▶ [What you will do]
Using the listing below, please gather every line containing the word "small".

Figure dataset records
[Start]

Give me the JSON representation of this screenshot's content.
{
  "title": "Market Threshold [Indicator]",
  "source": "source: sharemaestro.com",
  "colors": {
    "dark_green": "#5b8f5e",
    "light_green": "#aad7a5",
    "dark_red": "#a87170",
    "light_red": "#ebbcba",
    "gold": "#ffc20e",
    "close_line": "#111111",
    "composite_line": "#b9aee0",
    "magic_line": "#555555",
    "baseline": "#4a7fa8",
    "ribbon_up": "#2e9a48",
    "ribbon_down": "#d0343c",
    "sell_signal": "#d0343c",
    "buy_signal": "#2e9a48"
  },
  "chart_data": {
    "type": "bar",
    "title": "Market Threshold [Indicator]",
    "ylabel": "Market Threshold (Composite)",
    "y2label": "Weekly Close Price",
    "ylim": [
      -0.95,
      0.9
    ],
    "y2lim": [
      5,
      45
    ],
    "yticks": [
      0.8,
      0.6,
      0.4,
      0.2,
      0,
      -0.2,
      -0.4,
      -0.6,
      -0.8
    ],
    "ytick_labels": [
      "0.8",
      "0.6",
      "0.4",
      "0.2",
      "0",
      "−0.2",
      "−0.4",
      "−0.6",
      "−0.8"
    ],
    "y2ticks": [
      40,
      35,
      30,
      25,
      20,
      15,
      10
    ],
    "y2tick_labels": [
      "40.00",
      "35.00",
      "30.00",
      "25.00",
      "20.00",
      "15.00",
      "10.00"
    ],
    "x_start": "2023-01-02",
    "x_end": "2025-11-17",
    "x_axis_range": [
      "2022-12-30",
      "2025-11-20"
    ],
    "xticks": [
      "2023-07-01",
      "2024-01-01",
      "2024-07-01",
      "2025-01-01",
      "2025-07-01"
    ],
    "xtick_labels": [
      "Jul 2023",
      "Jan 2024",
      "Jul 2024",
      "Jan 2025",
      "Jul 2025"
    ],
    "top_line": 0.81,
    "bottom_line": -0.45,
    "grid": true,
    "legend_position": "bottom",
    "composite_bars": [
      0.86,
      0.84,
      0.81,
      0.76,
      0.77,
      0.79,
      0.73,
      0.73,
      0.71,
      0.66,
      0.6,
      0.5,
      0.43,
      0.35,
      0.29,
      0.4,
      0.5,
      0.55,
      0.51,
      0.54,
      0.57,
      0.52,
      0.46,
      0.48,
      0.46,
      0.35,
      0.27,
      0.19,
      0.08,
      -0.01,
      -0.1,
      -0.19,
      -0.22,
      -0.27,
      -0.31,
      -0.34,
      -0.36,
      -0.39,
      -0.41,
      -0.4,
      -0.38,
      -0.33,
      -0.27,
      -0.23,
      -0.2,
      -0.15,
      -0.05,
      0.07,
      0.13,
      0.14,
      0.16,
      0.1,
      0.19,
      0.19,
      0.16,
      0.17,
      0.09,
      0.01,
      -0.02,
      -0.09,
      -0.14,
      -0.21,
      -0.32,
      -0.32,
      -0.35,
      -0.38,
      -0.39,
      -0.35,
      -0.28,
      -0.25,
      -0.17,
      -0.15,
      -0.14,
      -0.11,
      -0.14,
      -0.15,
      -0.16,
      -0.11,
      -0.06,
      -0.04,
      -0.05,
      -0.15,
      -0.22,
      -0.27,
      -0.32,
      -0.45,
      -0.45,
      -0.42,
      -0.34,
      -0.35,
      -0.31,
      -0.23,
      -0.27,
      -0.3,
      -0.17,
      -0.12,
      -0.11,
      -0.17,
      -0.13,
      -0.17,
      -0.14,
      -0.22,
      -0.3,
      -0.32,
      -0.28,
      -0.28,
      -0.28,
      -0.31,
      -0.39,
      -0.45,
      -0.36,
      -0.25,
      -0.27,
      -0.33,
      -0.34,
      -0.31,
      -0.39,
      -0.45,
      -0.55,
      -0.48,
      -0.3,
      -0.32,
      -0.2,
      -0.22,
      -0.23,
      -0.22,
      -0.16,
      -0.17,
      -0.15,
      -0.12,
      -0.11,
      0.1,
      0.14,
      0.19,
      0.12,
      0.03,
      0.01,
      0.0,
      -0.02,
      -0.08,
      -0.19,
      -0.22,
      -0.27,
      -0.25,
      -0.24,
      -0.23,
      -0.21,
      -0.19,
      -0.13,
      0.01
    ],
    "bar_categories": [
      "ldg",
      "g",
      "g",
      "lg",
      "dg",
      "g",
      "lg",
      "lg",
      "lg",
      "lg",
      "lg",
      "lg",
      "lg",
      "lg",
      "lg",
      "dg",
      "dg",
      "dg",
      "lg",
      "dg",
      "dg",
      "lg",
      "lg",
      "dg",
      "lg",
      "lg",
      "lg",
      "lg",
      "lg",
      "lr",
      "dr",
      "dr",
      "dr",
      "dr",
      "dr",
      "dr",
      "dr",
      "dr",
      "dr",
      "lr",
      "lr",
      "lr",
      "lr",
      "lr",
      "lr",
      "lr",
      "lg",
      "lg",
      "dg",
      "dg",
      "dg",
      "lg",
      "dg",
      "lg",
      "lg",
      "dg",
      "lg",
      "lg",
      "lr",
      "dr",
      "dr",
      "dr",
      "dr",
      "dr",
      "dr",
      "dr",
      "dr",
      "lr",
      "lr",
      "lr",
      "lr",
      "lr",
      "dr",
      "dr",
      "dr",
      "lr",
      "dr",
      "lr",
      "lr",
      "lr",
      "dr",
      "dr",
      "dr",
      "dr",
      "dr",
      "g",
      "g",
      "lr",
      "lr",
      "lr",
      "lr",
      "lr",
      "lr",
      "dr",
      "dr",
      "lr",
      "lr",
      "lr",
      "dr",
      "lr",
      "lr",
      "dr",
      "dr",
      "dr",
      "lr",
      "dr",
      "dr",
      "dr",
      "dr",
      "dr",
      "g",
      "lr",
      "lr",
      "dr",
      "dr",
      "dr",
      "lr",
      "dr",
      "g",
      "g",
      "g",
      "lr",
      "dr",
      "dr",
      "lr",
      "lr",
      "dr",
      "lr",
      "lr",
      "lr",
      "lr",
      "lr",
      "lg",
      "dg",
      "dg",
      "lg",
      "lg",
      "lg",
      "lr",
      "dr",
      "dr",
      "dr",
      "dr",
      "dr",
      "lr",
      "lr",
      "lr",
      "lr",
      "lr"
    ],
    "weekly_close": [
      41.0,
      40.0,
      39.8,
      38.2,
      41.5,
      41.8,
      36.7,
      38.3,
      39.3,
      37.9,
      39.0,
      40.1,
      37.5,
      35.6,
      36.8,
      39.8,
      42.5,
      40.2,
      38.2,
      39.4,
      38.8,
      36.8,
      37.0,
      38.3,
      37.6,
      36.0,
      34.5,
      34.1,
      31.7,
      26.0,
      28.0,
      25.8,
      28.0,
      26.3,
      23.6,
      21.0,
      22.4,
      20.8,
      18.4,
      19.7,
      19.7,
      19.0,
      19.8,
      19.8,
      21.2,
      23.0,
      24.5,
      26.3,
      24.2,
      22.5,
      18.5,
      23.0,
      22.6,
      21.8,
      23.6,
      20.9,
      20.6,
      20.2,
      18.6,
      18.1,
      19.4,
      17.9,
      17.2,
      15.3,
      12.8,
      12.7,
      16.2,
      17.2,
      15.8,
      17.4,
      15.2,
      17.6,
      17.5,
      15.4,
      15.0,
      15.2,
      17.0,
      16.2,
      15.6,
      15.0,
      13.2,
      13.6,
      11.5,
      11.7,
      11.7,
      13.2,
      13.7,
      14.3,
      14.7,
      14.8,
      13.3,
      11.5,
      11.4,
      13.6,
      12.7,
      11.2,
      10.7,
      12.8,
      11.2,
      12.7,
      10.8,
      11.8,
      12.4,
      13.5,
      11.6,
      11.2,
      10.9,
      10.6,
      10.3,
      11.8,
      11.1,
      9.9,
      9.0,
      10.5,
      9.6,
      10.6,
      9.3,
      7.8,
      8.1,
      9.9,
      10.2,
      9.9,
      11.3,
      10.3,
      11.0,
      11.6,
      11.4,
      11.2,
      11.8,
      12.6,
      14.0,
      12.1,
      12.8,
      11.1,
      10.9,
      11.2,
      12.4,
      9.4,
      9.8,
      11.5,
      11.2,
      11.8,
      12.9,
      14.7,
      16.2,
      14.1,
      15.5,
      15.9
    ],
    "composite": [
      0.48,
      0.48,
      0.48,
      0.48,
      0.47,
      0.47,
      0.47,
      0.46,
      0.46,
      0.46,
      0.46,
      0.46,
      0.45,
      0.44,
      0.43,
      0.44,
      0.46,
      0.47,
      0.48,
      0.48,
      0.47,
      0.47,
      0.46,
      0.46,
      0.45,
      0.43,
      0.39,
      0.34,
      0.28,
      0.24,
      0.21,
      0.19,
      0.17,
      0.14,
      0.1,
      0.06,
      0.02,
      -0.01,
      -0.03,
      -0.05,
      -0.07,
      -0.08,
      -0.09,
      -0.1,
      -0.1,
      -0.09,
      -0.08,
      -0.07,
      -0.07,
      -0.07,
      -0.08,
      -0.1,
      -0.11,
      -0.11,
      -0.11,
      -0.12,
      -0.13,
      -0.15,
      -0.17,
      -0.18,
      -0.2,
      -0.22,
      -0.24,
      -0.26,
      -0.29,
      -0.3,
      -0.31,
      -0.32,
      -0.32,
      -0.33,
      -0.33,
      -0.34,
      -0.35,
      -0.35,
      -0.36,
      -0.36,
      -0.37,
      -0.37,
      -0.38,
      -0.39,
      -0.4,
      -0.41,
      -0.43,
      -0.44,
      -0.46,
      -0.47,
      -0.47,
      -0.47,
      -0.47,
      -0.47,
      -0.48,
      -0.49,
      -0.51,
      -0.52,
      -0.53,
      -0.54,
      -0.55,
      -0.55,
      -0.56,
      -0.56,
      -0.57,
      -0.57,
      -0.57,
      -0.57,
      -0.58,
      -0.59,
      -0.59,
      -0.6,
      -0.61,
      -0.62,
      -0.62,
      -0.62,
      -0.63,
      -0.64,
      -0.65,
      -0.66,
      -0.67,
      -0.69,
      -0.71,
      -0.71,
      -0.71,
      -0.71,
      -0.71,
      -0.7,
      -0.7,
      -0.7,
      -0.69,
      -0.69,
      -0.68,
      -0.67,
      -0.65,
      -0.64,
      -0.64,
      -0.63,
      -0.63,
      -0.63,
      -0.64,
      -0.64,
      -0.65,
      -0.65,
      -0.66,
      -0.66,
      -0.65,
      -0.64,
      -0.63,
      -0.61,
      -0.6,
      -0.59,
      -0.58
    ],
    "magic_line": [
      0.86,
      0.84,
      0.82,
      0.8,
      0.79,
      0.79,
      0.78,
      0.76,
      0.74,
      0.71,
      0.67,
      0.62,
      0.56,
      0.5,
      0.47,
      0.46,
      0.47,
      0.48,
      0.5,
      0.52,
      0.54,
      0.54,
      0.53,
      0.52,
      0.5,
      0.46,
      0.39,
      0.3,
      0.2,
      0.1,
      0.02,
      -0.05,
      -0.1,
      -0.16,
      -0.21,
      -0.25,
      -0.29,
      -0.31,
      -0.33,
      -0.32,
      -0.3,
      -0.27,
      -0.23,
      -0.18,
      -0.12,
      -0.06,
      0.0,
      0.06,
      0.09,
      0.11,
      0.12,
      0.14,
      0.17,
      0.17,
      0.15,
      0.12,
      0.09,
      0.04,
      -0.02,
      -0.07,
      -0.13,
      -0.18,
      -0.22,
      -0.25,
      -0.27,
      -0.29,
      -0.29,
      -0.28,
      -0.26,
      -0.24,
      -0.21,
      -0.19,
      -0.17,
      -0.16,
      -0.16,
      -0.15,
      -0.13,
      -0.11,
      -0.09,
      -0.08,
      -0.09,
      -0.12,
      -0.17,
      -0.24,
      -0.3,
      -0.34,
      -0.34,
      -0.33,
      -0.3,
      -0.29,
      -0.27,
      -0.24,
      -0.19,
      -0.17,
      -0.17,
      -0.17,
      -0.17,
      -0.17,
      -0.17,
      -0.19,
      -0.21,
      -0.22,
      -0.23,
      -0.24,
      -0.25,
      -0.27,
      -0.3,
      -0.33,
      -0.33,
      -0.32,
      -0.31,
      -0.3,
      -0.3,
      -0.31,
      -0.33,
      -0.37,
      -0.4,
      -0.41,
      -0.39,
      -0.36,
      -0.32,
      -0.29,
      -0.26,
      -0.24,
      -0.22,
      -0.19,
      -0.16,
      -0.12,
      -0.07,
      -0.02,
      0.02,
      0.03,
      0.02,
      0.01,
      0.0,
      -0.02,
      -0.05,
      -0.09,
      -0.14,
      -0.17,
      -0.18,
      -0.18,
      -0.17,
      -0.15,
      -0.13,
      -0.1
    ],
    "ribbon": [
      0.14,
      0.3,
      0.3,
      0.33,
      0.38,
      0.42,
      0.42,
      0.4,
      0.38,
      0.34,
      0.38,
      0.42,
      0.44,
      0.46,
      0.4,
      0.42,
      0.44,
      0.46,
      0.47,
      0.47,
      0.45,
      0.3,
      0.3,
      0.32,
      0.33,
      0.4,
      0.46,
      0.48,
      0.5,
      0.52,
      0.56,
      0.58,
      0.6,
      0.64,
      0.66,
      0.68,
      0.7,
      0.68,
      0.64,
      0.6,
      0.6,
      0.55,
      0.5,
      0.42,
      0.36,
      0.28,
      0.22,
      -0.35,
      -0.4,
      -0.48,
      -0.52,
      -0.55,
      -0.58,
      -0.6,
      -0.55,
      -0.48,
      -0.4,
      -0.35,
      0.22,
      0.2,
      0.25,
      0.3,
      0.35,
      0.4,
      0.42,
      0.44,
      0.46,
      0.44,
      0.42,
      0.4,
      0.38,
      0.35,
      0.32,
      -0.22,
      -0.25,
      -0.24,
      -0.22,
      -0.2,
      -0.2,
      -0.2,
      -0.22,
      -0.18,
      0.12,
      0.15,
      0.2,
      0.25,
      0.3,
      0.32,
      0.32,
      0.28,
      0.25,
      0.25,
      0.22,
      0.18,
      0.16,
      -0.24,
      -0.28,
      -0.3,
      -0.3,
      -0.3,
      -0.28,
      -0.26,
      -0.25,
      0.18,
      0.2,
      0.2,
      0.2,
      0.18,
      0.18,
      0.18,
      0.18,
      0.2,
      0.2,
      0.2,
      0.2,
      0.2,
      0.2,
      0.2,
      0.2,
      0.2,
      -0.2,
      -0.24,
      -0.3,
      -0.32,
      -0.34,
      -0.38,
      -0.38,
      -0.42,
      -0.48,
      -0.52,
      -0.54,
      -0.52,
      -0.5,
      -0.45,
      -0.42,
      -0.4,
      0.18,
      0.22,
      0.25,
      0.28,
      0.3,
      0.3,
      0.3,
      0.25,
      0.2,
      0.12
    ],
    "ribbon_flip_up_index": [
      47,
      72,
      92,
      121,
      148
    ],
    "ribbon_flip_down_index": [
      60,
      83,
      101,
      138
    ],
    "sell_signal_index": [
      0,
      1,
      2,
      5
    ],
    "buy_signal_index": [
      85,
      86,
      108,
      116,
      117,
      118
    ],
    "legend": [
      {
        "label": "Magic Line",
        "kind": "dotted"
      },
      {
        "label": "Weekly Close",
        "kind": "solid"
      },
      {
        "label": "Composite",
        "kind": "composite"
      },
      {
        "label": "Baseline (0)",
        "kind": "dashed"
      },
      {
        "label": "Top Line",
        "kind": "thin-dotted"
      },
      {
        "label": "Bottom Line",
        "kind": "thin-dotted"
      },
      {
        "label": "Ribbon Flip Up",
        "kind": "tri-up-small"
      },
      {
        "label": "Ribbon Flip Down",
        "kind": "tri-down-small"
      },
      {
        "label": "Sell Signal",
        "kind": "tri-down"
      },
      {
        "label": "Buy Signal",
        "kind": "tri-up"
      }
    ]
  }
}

[End]

▶ [Solution to the exercise]
        "kind": "tri-up-small"
        "kind": "tri-down-small"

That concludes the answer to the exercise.